What you need to do:
From the entries below, say how many lines carry the word "galopadeiro", and give nothing but the number.

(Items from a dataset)

* START *

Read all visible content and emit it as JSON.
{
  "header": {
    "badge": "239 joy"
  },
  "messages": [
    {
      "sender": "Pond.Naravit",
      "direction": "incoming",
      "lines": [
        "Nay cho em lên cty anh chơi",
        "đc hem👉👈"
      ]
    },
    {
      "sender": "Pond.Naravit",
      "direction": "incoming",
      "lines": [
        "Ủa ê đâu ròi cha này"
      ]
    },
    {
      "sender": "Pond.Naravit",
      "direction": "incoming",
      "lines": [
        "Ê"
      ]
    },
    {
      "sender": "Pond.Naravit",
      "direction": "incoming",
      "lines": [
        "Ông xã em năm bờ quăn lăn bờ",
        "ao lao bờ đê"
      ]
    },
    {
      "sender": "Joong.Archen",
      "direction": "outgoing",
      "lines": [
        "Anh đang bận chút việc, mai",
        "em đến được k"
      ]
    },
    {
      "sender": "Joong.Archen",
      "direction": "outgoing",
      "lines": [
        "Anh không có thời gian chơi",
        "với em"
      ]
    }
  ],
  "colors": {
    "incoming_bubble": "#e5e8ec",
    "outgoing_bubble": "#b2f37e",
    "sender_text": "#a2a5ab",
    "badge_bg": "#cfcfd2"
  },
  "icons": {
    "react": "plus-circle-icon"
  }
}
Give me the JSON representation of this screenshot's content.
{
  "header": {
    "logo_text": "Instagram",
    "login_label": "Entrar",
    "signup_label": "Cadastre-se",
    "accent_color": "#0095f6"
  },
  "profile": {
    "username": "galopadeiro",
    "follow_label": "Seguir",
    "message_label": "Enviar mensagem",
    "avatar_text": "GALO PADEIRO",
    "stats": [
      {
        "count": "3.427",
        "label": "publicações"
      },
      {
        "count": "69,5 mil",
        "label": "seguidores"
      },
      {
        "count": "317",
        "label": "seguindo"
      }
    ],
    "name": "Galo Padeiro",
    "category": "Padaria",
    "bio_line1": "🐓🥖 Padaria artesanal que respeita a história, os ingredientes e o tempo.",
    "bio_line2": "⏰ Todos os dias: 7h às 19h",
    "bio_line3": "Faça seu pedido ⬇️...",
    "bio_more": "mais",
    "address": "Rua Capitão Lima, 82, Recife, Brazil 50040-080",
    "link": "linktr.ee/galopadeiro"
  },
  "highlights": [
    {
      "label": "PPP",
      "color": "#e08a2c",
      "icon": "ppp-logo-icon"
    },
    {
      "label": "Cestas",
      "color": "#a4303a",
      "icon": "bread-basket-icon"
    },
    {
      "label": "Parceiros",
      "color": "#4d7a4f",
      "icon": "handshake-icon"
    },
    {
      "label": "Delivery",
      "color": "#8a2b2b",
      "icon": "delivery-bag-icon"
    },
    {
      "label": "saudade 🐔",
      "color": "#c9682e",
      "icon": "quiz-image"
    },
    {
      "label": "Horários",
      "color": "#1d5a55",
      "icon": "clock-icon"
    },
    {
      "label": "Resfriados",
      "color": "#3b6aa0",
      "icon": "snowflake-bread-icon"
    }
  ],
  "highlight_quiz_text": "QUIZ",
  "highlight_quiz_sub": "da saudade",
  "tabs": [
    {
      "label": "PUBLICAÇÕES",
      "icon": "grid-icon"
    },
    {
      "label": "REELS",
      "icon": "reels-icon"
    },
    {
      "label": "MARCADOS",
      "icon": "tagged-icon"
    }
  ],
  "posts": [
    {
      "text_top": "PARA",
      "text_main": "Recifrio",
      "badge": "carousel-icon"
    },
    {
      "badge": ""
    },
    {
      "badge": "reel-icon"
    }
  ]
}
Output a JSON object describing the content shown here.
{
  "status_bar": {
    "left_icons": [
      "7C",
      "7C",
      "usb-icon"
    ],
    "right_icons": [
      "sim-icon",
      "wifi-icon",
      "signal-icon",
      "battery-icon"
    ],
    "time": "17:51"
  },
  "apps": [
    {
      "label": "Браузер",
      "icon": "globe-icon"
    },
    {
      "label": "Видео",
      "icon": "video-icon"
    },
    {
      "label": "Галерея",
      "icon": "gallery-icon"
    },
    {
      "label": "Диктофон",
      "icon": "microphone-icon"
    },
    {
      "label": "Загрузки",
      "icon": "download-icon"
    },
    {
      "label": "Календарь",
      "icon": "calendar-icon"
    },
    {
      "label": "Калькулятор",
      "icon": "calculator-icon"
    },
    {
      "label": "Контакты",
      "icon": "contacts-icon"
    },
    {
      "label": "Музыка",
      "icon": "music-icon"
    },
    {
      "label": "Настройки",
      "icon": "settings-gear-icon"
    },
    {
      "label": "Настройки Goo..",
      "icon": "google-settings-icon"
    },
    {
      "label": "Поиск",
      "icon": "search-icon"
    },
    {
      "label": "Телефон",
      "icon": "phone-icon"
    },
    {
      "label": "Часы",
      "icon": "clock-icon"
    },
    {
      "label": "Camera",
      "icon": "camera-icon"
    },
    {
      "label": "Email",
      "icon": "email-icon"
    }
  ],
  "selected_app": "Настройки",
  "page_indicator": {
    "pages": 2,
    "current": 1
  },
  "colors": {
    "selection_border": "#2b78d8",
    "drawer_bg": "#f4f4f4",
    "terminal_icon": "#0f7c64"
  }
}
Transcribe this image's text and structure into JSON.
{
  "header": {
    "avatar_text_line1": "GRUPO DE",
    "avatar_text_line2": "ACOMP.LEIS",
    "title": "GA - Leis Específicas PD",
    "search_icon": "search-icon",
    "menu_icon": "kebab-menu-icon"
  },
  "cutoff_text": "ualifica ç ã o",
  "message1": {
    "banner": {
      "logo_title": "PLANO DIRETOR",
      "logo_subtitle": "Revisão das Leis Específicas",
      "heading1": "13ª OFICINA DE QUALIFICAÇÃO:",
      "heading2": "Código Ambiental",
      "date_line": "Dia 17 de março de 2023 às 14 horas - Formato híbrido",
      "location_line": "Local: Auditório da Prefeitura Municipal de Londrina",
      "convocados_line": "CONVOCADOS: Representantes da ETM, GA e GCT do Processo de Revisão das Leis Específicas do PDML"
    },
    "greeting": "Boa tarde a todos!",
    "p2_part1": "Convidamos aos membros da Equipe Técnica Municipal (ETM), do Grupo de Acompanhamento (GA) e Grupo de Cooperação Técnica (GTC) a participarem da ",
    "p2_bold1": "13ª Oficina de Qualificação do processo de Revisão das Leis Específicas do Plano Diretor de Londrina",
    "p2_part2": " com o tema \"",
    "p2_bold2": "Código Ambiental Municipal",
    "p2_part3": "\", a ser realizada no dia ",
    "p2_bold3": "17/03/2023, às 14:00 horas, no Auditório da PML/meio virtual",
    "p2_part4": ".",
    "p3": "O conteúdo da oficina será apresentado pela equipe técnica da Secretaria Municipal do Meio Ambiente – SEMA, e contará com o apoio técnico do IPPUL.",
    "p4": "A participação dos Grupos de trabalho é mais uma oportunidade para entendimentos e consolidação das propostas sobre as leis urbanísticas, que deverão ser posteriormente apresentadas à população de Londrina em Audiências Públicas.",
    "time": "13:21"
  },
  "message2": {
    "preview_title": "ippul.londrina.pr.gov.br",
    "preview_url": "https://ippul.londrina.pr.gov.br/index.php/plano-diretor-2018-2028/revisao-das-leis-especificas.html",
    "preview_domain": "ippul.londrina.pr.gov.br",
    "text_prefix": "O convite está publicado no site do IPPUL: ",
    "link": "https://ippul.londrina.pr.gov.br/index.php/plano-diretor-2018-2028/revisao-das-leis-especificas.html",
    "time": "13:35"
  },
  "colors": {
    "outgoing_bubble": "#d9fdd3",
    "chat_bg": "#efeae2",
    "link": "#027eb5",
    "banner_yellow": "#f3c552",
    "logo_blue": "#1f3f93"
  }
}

* END *

Reply to the task:
2